◆ TASK OBJECTIVE ◆
Take the material below and write it all out again exactly.

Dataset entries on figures

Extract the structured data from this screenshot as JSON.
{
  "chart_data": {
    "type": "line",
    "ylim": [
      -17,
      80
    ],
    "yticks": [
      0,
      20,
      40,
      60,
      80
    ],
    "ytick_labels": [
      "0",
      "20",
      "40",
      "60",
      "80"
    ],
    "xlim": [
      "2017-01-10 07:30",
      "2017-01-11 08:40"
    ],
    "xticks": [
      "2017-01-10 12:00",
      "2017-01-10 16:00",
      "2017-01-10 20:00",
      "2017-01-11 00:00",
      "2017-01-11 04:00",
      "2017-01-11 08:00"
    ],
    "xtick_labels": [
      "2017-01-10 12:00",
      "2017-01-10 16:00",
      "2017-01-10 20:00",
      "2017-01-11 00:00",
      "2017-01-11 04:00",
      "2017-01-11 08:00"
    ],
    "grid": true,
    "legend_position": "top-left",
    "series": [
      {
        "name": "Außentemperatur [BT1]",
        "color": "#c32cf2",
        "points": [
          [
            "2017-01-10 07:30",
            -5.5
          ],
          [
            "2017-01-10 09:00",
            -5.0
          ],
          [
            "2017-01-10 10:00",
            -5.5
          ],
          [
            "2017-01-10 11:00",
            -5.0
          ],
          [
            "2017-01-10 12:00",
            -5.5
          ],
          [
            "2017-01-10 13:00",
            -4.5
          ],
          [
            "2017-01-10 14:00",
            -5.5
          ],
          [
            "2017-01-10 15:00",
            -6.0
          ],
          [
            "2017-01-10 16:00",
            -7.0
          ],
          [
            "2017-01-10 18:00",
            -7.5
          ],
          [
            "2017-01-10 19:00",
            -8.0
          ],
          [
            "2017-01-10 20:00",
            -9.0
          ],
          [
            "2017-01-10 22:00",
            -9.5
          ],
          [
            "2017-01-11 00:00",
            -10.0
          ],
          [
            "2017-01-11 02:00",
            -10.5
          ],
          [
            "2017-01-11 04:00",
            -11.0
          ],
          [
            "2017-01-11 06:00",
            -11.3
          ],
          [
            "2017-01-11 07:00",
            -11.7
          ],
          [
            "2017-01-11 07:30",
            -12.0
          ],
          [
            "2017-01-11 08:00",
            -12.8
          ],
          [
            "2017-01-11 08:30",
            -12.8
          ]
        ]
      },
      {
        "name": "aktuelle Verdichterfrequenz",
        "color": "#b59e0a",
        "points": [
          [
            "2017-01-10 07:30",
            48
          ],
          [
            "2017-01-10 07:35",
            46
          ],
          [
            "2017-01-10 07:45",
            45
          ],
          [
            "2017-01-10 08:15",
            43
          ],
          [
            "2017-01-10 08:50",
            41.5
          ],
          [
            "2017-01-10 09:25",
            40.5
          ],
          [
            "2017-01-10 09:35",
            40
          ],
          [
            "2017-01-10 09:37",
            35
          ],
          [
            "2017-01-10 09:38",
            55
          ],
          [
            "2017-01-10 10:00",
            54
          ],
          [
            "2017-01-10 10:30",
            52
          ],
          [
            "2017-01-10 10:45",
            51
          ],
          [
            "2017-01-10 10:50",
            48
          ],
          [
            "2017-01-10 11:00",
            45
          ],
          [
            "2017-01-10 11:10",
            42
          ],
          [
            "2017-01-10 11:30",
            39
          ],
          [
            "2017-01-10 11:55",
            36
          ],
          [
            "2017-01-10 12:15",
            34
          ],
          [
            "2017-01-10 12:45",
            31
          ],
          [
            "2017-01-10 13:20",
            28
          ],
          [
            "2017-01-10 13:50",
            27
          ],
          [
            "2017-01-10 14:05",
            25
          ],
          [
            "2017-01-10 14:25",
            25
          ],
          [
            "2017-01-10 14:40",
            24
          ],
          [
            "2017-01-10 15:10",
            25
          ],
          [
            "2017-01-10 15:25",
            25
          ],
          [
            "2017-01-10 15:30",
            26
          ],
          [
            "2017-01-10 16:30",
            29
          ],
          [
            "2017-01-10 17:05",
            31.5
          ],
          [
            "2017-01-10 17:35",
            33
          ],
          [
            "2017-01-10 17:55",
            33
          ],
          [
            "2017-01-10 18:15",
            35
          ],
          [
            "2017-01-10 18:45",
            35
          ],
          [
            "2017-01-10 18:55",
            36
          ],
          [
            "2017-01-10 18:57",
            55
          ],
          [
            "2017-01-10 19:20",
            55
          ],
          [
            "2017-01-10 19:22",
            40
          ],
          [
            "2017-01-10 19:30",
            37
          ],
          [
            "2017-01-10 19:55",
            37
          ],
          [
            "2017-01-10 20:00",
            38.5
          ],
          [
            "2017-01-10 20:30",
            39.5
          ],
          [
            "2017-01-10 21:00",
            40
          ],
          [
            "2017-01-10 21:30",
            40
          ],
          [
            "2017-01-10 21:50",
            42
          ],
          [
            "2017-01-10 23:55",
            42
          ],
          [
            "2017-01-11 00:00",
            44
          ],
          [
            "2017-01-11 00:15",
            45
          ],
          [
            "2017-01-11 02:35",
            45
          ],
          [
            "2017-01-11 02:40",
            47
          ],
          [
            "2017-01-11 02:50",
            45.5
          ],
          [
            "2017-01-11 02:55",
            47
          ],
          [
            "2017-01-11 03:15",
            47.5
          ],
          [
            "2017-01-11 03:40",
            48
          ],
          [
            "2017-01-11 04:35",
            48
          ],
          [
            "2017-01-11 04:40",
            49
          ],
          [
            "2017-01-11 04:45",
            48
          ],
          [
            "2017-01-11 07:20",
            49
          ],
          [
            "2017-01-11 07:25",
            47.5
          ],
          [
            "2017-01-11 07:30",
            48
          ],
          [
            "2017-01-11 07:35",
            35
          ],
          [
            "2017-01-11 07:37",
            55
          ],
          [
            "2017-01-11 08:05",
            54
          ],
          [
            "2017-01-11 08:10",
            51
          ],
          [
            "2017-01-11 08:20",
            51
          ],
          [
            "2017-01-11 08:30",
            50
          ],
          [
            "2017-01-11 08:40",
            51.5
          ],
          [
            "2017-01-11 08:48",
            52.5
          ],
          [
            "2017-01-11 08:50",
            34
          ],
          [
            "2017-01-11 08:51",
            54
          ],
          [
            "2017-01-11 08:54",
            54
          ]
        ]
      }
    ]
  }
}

◆ ANSWER TO THE PROBLEM ◆
Extract the structured data from this screenshot as JSON.
{
  "chart_data": {
    "type": "line",
    "ylim": [
      -17,
      80
    ],
    "yticks": [
      0,
      20,
      40,
      60,
      80
    ],
    "ytick_labels": [
      "0",
      "20",
      "40",
      "60",
      "80"
    ],
    "xlim": [
      "2017-01-10 07:30",
      "2017-01-11 08:40"
    ],
    "xticks": [
      "2017-01-10 12:00",
      "2017-01-10 16:00",
      "2017-01-10 20:00",
      "2017-01-11 00:00",
      "2017-01-11 04:00",
      "2017-01-11 08:00"
    ],
    "xtick_labels": [
      "2017-01-10 12:00",
      "2017-01-10 16:00",
      "2017-01-10 20:00",
      "2017-01-11 00:00",
      "2017-01-11 04:00",
      "2017-01-11 08:00"
    ],
    "grid": true,
    "legend_position": "top-left",
    "series": [
      {
        "name": "Außentemperatur [BT1]",
        "color": "#c32cf2",
        "points": [
          [
            "2017-01-10 07:30",
            -5.5
          ],
          [
            "2017-01-10 09:00",
            -5.0
          ],
          [
            "2017-01-10 10:00",
            -5.5
          ],
          [
            "2017-01-10 11:00",
            -5.0
          ],
          [
            "2017-01-10 12:00",
            -5.5
          ],
          [
            "2017-01-10 13:00",
            -4.5
          ],
          [
            "2017-01-10 14:00",
            -5.5
          ],
          [
            "2017-01-10 15:00",
            -6.0
          ],
          [
            "2017-01-10 16:00",
            -7.0
          ],
          [
            "2017-01-10 18:00",
            -7.5
          ],
          [
            "2017-01-10 19:00",
            -8.0
          ],
          [
            "2017-01-10 20:00",
            -9.0
          ],
          [
            "2017-01-10 22:00",
            -9.5
          ],
          [
            "2017-01-11 00:00",
            -10.0
          ],
          [
            "2017-01-11 02:00",
            -10.5
          ],
          [
            "2017-01-11 04:00",
            -11.0
          ],
          [
            "2017-01-11 06:00",
            -11.3
          ],
          [
            "2017-01-11 07:00",
            -11.7
          ],
          [
            "2017-01-11 07:30",
            -12.0
          ],
          [
            "2017-01-11 08:00",
            -12.8
          ],
          [
            "2017-01-11 08:30",
            -12.8
          ]
        ]
      },
      {
        "name": "aktuelle Verdichterfrequenz",
        "color": "#b59e0a",
        "points": [
          [
            "2017-01-10 07:30",
            48
          ],
          [
            "2017-01-10 07:35",
            46
          ],
          [
            "2017-01-10 07:45",
            45
          ],
          [
            "2017-01-10 08:15",
            43
          ],
          [
            "2017-01-10 08:50",
            41.5
          ],
          [
            "2017-01-10 09:25",
            40.5
          ],
          [
            "2017-01-10 09:35",
            40
          ],
          [
            "2017-01-10 09:37",
            35
          ],
          [
            "2017-01-10 09:38",
            55
          ],
          [
            "2017-01-10 10:00",
            54
          ],
          [
            "2017-01-10 10:30",
            52
          ],
          [
            "2017-01-10 10:45",
            51
          ],
          [
            "2017-01-10 10:50",
            48
          ],
          [
            "2017-01-10 11:00",
            45
          ],
          [
            "2017-01-10 11:10",
            42
          ],
          [
            "2017-01-10 11:30",
            39
          ],
          [
            "2017-01-10 11:55",
            36
          ],
          [
            "2017-01-10 12:15",
            34
          ],
          [
            "2017-01-10 12:45",
            31
          ],
          [
            "2017-01-10 13:20",
            28
          ],
          [
            "2017-01-10 13:50",
            27
          ],
          [
            "2017-01-10 14:05",
            25
          ],
          [
            "2017-01-10 14:25",
            25
          ],
          [
            "2017-01-10 14:40",
            24
          ],
          [
            "2017-01-10 15:10",
            25
          ],
          [
            "2017-01-10 15:25",
            25
          ],
          [
            "2017-01-10 15:30",
            26
          ],
          [
            "2017-01-10 16:30",
            29
          ],
          [
            "2017-01-10 17:05",
            31.5
          ],
          [
            "2017-01-10 17:35",
            33
          ],
          [
            "2017-01-10 17:55",
            33
          ],
          [
            "2017-01-10 18:15",
            35
          ],
          [
            "2017-01-10 18:45",
            35
          ],
          [
            "2017-01-10 18:55",
            36
          ],
          [
            "2017-01-10 18:57",
            55
          ],
          [
            "2017-01-10 19:20",
            55
          ],
          [
            "2017-01-10 19:22",
            40
          ],
          [
            "2017-01-10 19:30",
            37
          ],
          [
            "2017-01-10 19:55",
            37
          ],
          [
            "2017-01-10 20:00",
            38.5
          ],
          [
            "2017-01-10 20:30",
            39.5
          ],
          [
            "2017-01-10 21:00",
            40
          ],
          [
            "2017-01-10 21:30",
            40
          ],
          [
            "2017-01-10 21:50",
            42
          ],
          [
            "2017-01-10 23:55",
            42
          ],
          [
            "2017-01-11 00:00",
            44
          ],
          [
            "2017-01-11 00:15",
            45
          ],
          [
            "2017-01-11 02:35",
            45
          ],
          [
            "2017-01-11 02:40",
            47
          ],
          [
            "2017-01-11 02:50",
            45.5
          ],
          [
            "2017-01-11 02:55",
            47
          ],
          [
            "2017-01-11 03:15",
            47.5
          ],
          [
            "2017-01-11 03:40",
            48
          ],
          [
            "2017-01-11 04:35",
            48
          ],
          [
            "2017-01-11 04:40",
            49
          ],
          [
            "2017-01-11 04:45",
            48
          ],
          [
            "2017-01-11 07:20",
            49
          ],
          [
            "2017-01-11 07:25",
            47.5
          ],
          [
            "2017-01-11 07:30",
            48
          ],
          [
            "2017-01-11 07:35",
            35
          ],
          [
            "2017-01-11 07:37",
            55
          ],
          [
            "2017-01-11 08:05",
            54
          ],
          [
            "2017-01-11 08:10",
            51
          ],
          [
            "2017-01-11 08:20",
            51
          ],
          [
            "2017-01-11 08:30",
            50
          ],
          [
            "2017-01-11 08:40",
            51.5
          ],
          [
            "2017-01-11 08:48",
            52.5
          ],
          [
            "2017-01-11 08:50",
            34
          ],
          [
            "2017-01-11 08:51",
            54
          ],
          [
            "2017-01-11 08:54",
            54
          ]
        ]
      }
    ]
  }
}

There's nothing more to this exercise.